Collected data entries

━━━━━━━━

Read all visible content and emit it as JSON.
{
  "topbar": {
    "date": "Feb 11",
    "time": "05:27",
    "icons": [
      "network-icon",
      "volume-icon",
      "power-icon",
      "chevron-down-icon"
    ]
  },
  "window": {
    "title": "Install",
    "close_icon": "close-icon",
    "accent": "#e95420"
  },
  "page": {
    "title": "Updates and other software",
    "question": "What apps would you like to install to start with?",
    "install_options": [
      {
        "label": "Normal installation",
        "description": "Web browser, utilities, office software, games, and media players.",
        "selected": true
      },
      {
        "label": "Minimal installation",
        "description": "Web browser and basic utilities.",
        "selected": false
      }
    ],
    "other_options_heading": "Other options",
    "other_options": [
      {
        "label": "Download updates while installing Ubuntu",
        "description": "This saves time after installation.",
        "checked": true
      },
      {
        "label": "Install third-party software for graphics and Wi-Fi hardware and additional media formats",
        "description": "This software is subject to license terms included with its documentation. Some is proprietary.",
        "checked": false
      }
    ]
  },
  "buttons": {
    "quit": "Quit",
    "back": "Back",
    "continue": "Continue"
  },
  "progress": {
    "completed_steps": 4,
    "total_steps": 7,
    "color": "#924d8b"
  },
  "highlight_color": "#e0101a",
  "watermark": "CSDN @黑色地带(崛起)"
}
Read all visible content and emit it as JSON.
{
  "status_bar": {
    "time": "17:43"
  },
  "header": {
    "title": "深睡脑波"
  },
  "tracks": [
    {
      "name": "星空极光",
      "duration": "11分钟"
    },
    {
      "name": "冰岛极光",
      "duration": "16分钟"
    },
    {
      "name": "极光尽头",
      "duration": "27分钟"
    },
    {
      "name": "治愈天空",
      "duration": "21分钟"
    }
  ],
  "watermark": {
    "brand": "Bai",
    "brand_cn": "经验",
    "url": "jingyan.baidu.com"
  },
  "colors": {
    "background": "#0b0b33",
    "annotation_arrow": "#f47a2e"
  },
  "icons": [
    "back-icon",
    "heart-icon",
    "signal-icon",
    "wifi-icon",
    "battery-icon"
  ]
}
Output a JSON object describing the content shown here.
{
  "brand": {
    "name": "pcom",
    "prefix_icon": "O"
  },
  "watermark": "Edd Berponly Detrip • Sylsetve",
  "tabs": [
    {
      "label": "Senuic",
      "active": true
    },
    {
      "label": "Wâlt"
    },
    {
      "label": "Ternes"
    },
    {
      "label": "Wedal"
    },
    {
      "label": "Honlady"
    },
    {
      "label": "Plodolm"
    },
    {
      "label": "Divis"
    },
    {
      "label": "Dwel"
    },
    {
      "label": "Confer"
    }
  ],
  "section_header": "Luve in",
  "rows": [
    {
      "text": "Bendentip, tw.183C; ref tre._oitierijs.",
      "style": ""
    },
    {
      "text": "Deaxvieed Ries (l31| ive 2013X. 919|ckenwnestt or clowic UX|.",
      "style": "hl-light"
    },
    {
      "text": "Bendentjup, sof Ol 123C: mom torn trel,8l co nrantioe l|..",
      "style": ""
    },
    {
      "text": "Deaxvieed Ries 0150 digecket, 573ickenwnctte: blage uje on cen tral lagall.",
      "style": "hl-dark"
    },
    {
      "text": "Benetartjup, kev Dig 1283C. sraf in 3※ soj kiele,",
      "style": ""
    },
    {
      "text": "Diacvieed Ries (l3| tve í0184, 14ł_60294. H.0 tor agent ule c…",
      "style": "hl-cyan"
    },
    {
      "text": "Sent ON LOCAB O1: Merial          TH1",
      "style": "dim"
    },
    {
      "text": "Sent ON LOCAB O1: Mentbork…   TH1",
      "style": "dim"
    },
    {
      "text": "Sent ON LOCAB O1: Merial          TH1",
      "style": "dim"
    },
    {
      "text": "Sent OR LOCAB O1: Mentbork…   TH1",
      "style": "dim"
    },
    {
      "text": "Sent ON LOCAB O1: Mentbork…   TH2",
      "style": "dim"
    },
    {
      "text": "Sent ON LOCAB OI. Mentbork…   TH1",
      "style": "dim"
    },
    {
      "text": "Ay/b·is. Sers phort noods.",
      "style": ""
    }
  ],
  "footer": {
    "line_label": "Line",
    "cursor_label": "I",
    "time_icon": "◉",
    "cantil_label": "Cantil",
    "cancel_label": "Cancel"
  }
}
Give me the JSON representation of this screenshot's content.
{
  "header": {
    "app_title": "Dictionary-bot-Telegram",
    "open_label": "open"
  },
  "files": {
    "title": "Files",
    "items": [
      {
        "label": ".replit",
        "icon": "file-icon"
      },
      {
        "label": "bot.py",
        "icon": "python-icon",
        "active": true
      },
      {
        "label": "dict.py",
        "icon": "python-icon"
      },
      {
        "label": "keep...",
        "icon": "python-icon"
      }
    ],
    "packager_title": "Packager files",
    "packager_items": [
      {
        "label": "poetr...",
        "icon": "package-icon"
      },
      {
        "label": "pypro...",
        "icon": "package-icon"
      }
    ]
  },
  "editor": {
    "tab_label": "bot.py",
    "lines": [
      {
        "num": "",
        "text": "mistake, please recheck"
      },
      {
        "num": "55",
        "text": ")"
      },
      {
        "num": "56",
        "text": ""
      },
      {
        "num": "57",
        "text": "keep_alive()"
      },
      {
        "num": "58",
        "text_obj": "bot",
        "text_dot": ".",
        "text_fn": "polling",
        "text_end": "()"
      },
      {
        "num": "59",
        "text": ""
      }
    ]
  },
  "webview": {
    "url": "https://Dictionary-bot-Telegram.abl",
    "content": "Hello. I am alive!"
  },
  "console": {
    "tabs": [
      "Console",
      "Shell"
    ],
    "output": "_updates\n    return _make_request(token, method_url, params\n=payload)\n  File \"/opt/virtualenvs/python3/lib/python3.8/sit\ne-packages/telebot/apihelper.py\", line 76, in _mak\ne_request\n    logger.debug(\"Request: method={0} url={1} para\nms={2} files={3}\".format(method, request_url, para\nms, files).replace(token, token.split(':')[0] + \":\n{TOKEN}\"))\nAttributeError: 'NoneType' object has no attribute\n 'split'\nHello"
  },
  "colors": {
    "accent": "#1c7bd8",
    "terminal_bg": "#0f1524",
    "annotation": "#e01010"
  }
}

━━━━━━━━

- What you need to do: Reproduce the listing in full. Keep it exactly as written.

- Reply:
Read all visible content and emit it as JSON.
{
  "topbar": {
    "date": "Feb 11",
    "time": "05:27",
    "icons": [
      "network-icon",
      "volume-icon",
      "power-icon",
      "chevron-down-icon"
    ]
  },
  "window": {
    "title": "Install",
    "close_icon": "close-icon",
    "accent": "#e95420"
  },
  "page": {
    "title": "Updates and other software",
    "question": "What apps would you like to install to start with?",
    "install_options": [
      {
        "label": "Normal installation",
        "description": "Web browser, utilities, office software, games, and media players.",
        "selected": true
      },
      {
        "label": "Minimal installation",
        "description": "Web browser and basic utilities.",
        "selected": false
      }
    ],
    "other_options_heading": "Other options",
    "other_options": [
      {
        "label": "Download updates while installing Ubuntu",
        "description": "This saves time after installation.",
        "checked": true
      },
      {
        "label": "Install third-party software for graphics and Wi-Fi hardware and additional media formats",
        "description": "This software is subject to license terms included with its documentation. Some is proprietary.",
        "checked": false
      }
    ]
  },
  "buttons": {
    "quit": "Quit",
    "back": "Back",
    "continue": "Continue"
  },
  "progress": {
    "completed_steps": 4,
    "total_steps": 7,
    "color": "#924d8b"
  },
  "highlight_color": "#e0101a",
  "watermark": "CSDN @黑色地带(崛起)"
}
Read all visible content and emit it as JSON.
{
  "status_bar": {
    "time": "17:43"
  },
  "header": {
    "title": "深睡脑波"
  },
  "tracks": [
    {
      "name": "星空极光",
      "duration": "11分钟"
    },
    {
      "name": "冰岛极光",
      "duration": "16分钟"
    },
    {
      "name": "极光尽头",
      "duration": "27分钟"
    },
    {
      "name": "治愈天空",
      "duration": "21分钟"
    }
  ],
  "watermark": {
    "brand": "Bai",
    "brand_cn": "经验",
    "url": "jingyan.baidu.com"
  },
  "colors": {
    "background": "#0b0b33",
    "annotation_arrow": "#f47a2e"
  },
  "icons": [
    "back-icon",
    "heart-icon",
    "signal-icon",
    "wifi-icon",
    "battery-icon"
  ]
}
Output a JSON object describing the content shown here.
{
  "brand": {
    "name": "pcom",
    "prefix_icon": "O"
  },
  "watermark": "Edd Berponly Detrip • Sylsetve",
  "tabs": [
    {
      "label": "Senuic",
      "active": true
    },
    {
      "label": "Wâlt"
    },
    {
      "label": "Ternes"
    },
    {
      "label": "Wedal"
    },
    {
      "label": "Honlady"
    },
    {
      "label": "Plodolm"
    },
    {
      "label": "Divis"
    },
    {
      "label": "Dwel"
    },
    {
      "label": "Confer"
    }
  ],
  "section_header": "Luve in",
  "rows": [
    {
      "text": "Bendentip, tw.183C; ref tre._oitierijs.",
      "style": ""
    },
    {
      "text": "Deaxvieed Ries (l31| ive 2013X. 919|ckenwnestt or clowic UX|.",
      "style": "hl-light"
    },
    {
      "text": "Bendentjup, sof Ol 123C: mom torn trel,8l co nrantioe l|..",
      "style": ""
    },
    {
      "text": "Deaxvieed Ries 0150 digecket, 573ickenwnctte: blage uje on cen tral lagall.",
      "style": "hl-dark"
    },
    {
      "text": "Benetartjup, kev Dig 1283C. sraf in 3※ soj kiele,",
      "style": ""
    },
    {
      "text": "Diacvieed Ries (l3| tve í0184, 14ł_60294. H.0 tor agent ule c…",
      "style": "hl-cyan"
    },
    {
      "text": "Sent ON LOCAB O1: Merial          TH1",
      "style": "dim"
    },
    {
      "text": "Sent ON LOCAB O1: Mentbork…   TH1",
      "style": "dim"
    },
    {
      "text": "Sent ON LOCAB O1: Merial          TH1",
      "style": "dim"
    },
    {
      "text": "Sent OR LOCAB O1: Mentbork…   TH1",
      "style": "dim"
    },
    {
      "text": "Sent ON LOCAB O1: Mentbork…   TH2",
      "style": "dim"
    },
    {
      "text": "Sent ON LOCAB OI. Mentbork…   TH1",
      "style": "dim"
    },
    {
      "text": "Ay/b·is. Sers phort noods.",
      "style": ""
    }
  ],
  "footer": {
    "line_label": "Line",
    "cursor_label": "I",
    "time_icon": "◉",
    "cantil_label": "Cantil",
    "cancel_label": "Cancel"
  }
}
Give me the JSON representation of this screenshot's content.
{
  "header": {
    "app_title": "Dictionary-bot-Telegram",
    "open_label": "open"
  },
  "files": {
    "title": "Files",
    "items": [
      {
        "label": ".replit",
        "icon": "file-icon"
      },
      {
        "label": "bot.py",
        "icon": "python-icon",
        "active": true
      },
      {
        "label": "dict.py",
        "icon": "python-icon"
      },
      {
        "label": "keep...",
        "icon": "python-icon"
      }
    ],
    "packager_title": "Packager files",
    "packager_items": [
      {
        "label": "poetr...",
        "icon": "package-icon"
      },
      {
        "label": "pypro...",
        "icon": "package-icon"
      }
    ]
  },
  "editor": {
    "tab_label": "bot.py",
    "lines": [
      {
        "num": "",
        "text": "mistake, please recheck"
      },
      {
        "num": "55",
        "text": ")"
      },
      {
        "num": "56",
        "text": ""
      },
      {
        "num": "57",
        "text": "keep_alive()"
      },
      {
        "num": "58",
        "text_obj": "bot",
        "text_dot": ".",
        "text_fn": "polling",
        "text_end": "()"
      },
      {
        "num": "59",
        "text": ""
      }
    ]
  },
  "webview": {
    "url": "https://Dictionary-bot-Telegram.abl",
    "content": "Hello. I am alive!"
  },
  "console": {
    "tabs": [
      "Console",
      "Shell"
    ],
    "output": "_updates\n    return _make_request(token, method_url, params\n=payload)\n  File \"/opt/virtualenvs/python3/lib/python3.8/sit\ne-packages/telebot/apihelper.py\", line 76, in _mak\ne_request\n    logger.debug(\"Request: method={0} url={1} para\nms={2} files={3}\".format(method, request_url, para\nms, files).replace(token, token.split(':')[0] + \":\n{TOKEN}\"))\nAttributeError: 'NoneType' object has no attribute\n 'split'\nHello"
  },
  "colors": {
    "accent": "#1c7bd8",
    "terminal_bg": "#0f1524",
    "annotation": "#e01010"
  }
}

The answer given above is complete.